* [TEXTE FOURNI]
══════════

C’est sans doute l’une des viennoiseries les plus reconnaissables au monde. Doré, feuilleté, croustillant, le croissant est la star incontestée des petits-déjeuners… au point de se voir consacrer une Journée mondiale, le 30 janvier.
Quelle est l’histoire cette icône de la boulangerie ? Et quelle est son actualité, toujours très vivante, entre traditions préservées et réinterprétations créatives ?
Le croissant, moins français qu'on ne le pense...
S’il est aujourd’hui indissociable de la culture gastronomique française, le croissant trouve ses origines du côté de l’Autriche.
Il descend du kipferl, une viennoiserie en forme de croissant de lune, consommée dès le 17e siècle. Plus dense que le croissant moderne, souvent garni de noix ou de fruits secs, le kipferl se décline alors en plusieurs tailles et textures.

══════════

* [LISTE FOURNIE]
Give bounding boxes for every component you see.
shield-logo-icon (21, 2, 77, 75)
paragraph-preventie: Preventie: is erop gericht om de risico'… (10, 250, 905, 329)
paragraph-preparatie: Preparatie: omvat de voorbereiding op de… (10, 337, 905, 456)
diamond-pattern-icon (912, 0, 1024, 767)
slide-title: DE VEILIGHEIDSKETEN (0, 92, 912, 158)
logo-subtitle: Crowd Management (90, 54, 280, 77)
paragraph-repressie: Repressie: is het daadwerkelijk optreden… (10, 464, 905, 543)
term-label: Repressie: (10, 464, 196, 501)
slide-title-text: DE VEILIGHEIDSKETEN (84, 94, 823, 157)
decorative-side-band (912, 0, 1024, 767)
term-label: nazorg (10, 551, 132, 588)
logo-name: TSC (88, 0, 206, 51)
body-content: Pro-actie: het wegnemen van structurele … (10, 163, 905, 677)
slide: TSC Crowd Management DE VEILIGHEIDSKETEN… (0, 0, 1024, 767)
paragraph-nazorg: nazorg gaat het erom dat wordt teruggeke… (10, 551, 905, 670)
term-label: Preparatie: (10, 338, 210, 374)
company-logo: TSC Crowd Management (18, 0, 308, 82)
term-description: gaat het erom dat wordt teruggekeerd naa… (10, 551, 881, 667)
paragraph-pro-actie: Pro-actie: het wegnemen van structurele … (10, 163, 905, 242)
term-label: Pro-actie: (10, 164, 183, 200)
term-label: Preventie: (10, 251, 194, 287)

══════════

* [EXERCICES À FAIRE]
1: Selon le texte sur le croissant, de quelle viennoiserie autrichienne le croissant descend-il ?
2: Reprenez le texte sur l'histoire du croissant et poursuivez-le à partir de sa dernière phrase.
La liste n'est d'aucune utilité pour ce travail.

* [RÉSULTATS OBTENUS]
1: Du kipferl.

2:
C’est à Paris que la recette évolue profondément, avec le développement de la pâte levée feuilletée, combinaison subtile de fines couches de beurre et de pâte délicatement repliées les unes sur les autres.
La première recette française officiellement documentée du croissant tel que nous le connaissons aujourd’hui daterait de 1915, sous la plume d’un boulanger nommé Sylvain Claudius Goy.
Depuis, la recette est passée à la postérité et ses principes restent immuables : un feuilletage précis, un beurre de qualité, une cuisson maîtrisée sont les clés pour obtenir cette texture emblématique, fois croustillante et légère.
Un classique des classiques qui se laisse réinventer
Symbole de tradition, le croissant n’en est pas moins un formidable terrain de jeu pour les artisans les plus créatifs (certains diront audacieux, voire farfelus).
Sa popularité mondiale et l’évolution des habitudes alimentaires l’ont vu se décliner sous de nombreuses formes, parfois très éloignées de la recette d’origine. Ces dernières années par exemple, on a vu apparaître des hybrides « à l’américaine », comme le cronut (croissant × donut), le cruffin (croissant × muffin) ou encore le crookie (croissant x pâte à cookie).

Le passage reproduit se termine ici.